▶ REQUIRED TASK:
Report how many lines of the material contain the string "所有运动", treating case as significant. Give only the number.

(Listings of boxed layout items)
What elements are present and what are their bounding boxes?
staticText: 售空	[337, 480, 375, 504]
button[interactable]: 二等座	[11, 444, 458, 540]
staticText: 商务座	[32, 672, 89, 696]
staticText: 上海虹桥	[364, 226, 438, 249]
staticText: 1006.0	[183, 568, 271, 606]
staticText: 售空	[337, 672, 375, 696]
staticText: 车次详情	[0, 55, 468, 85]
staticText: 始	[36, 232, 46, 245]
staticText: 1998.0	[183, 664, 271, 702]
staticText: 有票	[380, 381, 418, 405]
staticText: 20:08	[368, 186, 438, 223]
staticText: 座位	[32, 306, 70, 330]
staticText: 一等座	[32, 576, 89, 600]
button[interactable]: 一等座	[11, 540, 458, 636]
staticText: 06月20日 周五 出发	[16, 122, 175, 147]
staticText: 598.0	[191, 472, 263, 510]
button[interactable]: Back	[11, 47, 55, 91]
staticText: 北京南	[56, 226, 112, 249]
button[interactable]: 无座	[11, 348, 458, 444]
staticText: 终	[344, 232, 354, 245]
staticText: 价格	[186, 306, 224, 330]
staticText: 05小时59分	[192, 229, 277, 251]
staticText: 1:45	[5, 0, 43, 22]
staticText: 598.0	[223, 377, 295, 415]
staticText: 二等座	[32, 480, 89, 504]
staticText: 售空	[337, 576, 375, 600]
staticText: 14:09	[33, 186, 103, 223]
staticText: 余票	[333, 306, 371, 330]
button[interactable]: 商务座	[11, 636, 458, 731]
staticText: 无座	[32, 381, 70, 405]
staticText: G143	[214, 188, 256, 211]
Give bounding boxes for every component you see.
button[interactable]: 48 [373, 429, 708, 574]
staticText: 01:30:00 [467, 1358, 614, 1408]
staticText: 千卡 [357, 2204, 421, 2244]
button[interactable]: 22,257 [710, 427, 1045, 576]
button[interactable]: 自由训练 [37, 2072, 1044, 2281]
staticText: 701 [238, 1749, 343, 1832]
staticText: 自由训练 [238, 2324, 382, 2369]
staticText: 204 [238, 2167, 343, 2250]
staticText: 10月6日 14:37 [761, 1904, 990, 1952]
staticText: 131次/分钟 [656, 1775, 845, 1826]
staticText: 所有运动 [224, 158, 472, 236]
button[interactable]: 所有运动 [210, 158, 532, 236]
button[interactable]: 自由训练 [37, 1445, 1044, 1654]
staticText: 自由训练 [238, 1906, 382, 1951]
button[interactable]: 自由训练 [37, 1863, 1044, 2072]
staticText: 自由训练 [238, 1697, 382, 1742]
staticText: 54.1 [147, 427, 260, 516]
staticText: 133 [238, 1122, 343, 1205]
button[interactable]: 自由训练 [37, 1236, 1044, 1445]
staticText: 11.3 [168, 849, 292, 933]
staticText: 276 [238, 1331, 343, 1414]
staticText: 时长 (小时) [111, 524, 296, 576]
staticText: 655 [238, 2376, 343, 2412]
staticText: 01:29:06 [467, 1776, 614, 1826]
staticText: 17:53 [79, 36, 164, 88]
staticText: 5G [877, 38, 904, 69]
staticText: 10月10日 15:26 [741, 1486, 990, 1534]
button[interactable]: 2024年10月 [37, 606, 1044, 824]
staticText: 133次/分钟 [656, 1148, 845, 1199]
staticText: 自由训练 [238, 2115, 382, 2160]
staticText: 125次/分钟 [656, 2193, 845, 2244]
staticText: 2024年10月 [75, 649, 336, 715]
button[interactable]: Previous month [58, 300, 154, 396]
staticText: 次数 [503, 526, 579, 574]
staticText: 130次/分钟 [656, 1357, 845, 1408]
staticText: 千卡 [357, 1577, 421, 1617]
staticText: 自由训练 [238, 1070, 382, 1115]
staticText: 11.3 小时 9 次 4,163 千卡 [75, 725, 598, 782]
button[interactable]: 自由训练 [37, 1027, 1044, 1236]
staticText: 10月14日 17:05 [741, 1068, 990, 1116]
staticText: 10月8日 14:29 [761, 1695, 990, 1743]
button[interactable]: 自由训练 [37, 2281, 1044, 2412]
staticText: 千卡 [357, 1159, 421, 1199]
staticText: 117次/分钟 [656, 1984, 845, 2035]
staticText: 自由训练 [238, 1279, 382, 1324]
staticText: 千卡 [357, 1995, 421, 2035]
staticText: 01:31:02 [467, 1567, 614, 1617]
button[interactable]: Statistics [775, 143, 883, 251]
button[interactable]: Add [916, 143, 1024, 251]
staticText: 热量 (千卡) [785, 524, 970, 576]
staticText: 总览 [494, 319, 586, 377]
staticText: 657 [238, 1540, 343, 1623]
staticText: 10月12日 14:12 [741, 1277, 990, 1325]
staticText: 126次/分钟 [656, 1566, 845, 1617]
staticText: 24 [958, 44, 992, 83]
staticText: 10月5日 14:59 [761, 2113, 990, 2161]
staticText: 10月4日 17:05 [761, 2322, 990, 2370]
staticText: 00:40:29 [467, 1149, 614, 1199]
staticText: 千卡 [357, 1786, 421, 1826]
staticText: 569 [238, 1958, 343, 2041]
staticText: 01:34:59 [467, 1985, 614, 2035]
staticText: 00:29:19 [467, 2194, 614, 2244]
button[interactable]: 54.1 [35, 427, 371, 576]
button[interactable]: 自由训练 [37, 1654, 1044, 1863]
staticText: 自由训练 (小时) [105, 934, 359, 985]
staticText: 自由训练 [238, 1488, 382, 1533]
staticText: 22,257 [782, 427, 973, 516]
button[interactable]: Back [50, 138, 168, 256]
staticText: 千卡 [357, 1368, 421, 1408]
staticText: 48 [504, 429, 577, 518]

▶ TASK RESULT:
2